WHAT NEEDS TO BE DONE: Update the items from the line containing "column-header-type[interactable]: Type [487, 13, 516, 28]" through the line containing "vlc-icon [305, 157, 321, 173]" by replacing "folder-icon" with "directory-icon" and leaving everything else unchanged. Return only those lines.

SUPPLIED RECORDS:

++++++++++

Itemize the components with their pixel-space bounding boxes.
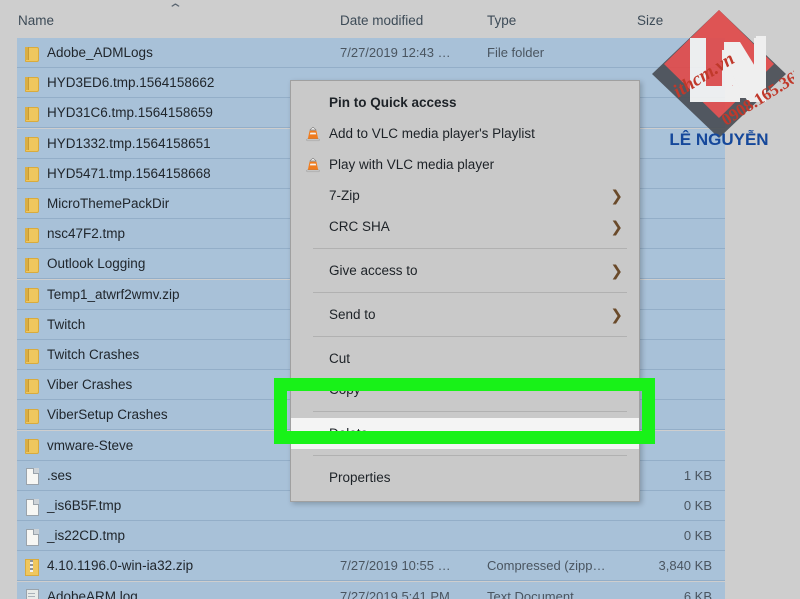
column-header-type[interactable]: Type [487, 13, 516, 28]
folder-icon [22, 255, 40, 273]
context-menu-item-label: Add to VLC media player's Playlist [329, 126, 535, 141]
file-explorer-window: ⌃ Name Date modified Type Size Adobe_ADM… [0, 0, 800, 599]
file-name: 4.10.1196.0-win-ia32.zip [47, 558, 194, 574]
context-menu-separator [313, 292, 627, 293]
sort-ascending-icon: ⌃ [167, 1, 184, 16]
context-menu-item-7-zip[interactable]: 7-Zip ❯ [291, 180, 639, 211]
column-header-bar: ⌃ Name Date modified Type Size [0, 0, 800, 38]
column-header-name[interactable]: Name [18, 13, 54, 28]
file-size: 3,840 KB [658, 558, 713, 574]
folder-icon [22, 436, 40, 455]
vlc-icon [305, 157, 321, 173]
folder-icon [22, 44, 40, 62]
file-name: nsc47F2.tmp [47, 226, 126, 242]
context-menu-separator [313, 455, 627, 456]
file-name: Outlook Logging [47, 256, 146, 272]
column-header-size[interactable]: Size [637, 13, 663, 28]
file-icon [22, 466, 40, 486]
file-name: Twitch Crashes [47, 347, 140, 362]
file-row[interactable]: 4.10.1196.0-win-ia32.zip 7/27/2019 10:55 … [17, 551, 725, 582]
zip-icon [22, 557, 40, 576]
context-menu-separator [313, 248, 627, 249]
folder-icon [22, 195, 40, 213]
file-name: MicroThemePackDir [47, 196, 170, 211]
file-name: Twitch [47, 316, 86, 332]
context-menu-item-label: CRC SHA [329, 219, 390, 234]
file-name: HYD31C6.tmp.1564158659 [47, 105, 213, 121]
file-name: _is22CD.tmp [47, 528, 126, 544]
context-menu-item-copy[interactable]: Copy [291, 374, 639, 405]
file-name: vmware-Steve [47, 437, 134, 453]
context-menu-item-label: Cut [329, 351, 351, 366]
folder-icon [22, 104, 40, 122]
file-date-modified: 7/27/2019 5:41 PM [340, 588, 450, 599]
file-name: HYD5471.tmp.1564158668 [47, 165, 211, 181]
file-name: .ses [47, 467, 72, 483]
folder-icon [22, 346, 40, 364]
chevron-right-icon: ❯ [610, 186, 623, 205]
context-menu-item-send-to[interactable]: Send to ❯ [291, 299, 639, 330]
file-type: Text Document [487, 588, 574, 599]
folder-icon [22, 315, 40, 334]
folder-icon [22, 376, 40, 394]
folder-icon [22, 406, 40, 424]
context-menu-item-cut[interactable]: Cut [291, 343, 639, 374]
context-menu-item-add-to-vlc-media-player-s-playlist[interactable]: Add to VLC media player's Playlist [291, 118, 639, 149]
file-icon [22, 527, 40, 546]
folder-icon [22, 74, 40, 92]
folder-icon [22, 285, 40, 304]
file-row[interactable]: _is22CD.tmp 0 KB [17, 521, 725, 552]
file-name: HYD1332.tmp.1564158651 [47, 135, 211, 151]
context-menu-item-play-with-vlc-media-player[interactable]: Play with VLC media player [291, 149, 639, 180]
context-menu-separator [313, 411, 627, 412]
context-menu-item-label: Copy [329, 382, 361, 397]
file-type: File folder [487, 45, 545, 60]
column-header-date-modified[interactable]: Date modified [340, 13, 423, 28]
chevron-right-icon: ❯ [610, 305, 623, 324]
context-menu-item-label: Play with VLC media player [329, 157, 495, 172]
context-menu-item-label: Pin to Quick access [329, 95, 457, 110]
file-name: AdobeARM.log [47, 588, 138, 599]
vlc-icon [305, 126, 321, 142]
file-row[interactable]: Adobe_ADMLogs 7/27/2019 12:43 … File folde… [17, 38, 725, 68]
context-menu[interactable]: Pin to Quick access Add to VLC media play… [290, 80, 640, 502]
context-menu-item-pin-to-quick-access[interactable]: Pin to Quick access [291, 87, 639, 118]
context-menu-separator [313, 336, 627, 337]
context-menu-item-label: Properties [329, 470, 391, 485]
folder-icon [22, 164, 40, 183]
file-name: Adobe_ADMLogs [47, 45, 153, 60]
folder-icon [22, 134, 40, 153]
file-date-modified: 7/27/2019 12:43 … [340, 45, 451, 60]
file-name: HYD3ED6.tmp.1564158662 [47, 75, 215, 91]
context-menu-item-label: Send to [329, 307, 376, 322]
context-menu-item-delete[interactable]: Delete [291, 418, 639, 449]
chevron-right-icon: ❯ [610, 261, 623, 280]
file-name: Temp1_atwrf2wmv.zip [47, 286, 180, 302]
file-name: ViberSetup Crashes [47, 407, 168, 423]
folder-icon [22, 225, 40, 243]
file-row[interactable]: AdobeARM.log 7/27/2019 5:41 PM Text Docume… [17, 581, 725, 599]
context-menu-item-crc-sha[interactable]: CRC SHA ❯ [291, 211, 639, 242]
context-menu-item-label: 7-Zip [329, 188, 360, 203]
context-menu-item-properties[interactable]: Properties [291, 462, 639, 493]
context-menu-item-give-access-to[interactable]: Give access to ❯ [291, 255, 639, 286]
file-size: 0 KB [683, 528, 712, 544]
context-menu-item-label: Delete [329, 426, 369, 441]
file-icon [22, 497, 40, 516]
context-menu-item-label: Give access to [329, 263, 418, 278]
chevron-right-icon: ❯ [610, 217, 623, 236]
log-icon [22, 587, 40, 599]
file-name: _is6B5F.tmp [47, 498, 122, 513]
file-size: 6 KB [683, 588, 712, 599]
file-name: Viber Crashes [47, 377, 133, 393]
file-date-modified: 7/27/2019 10:55 … [340, 558, 451, 574]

++++++++++

ANSWER:
column-header-type[interactable]: Type [487, 13, 516, 28]
directory-icon [22, 255, 40, 273]
context-menu-item-label: Add to VLC media player's Playlist [329, 126, 535, 141]
file-explorer-window: ⌃ Name Date modified Type Size Adobe_ADM… [0, 0, 800, 599]
file-name: 4.10.1196.0-win-ia32.zip [47, 558, 194, 574]
context-menu-separator [313, 292, 627, 293]
sort-ascending-icon: ⌃ [167, 1, 184, 16]
context-menu-item-7-zip[interactable]: 7-Zip ❯ [291, 180, 639, 211]
column-header-bar: ⌃ Name Date modified Type Size [0, 0, 800, 38]
column-header-name[interactable]: Name [18, 13, 54, 28]
file-size: 3,840 KB [658, 558, 713, 574]
directory-icon [22, 436, 40, 455]
vlc-icon [305, 157, 321, 173]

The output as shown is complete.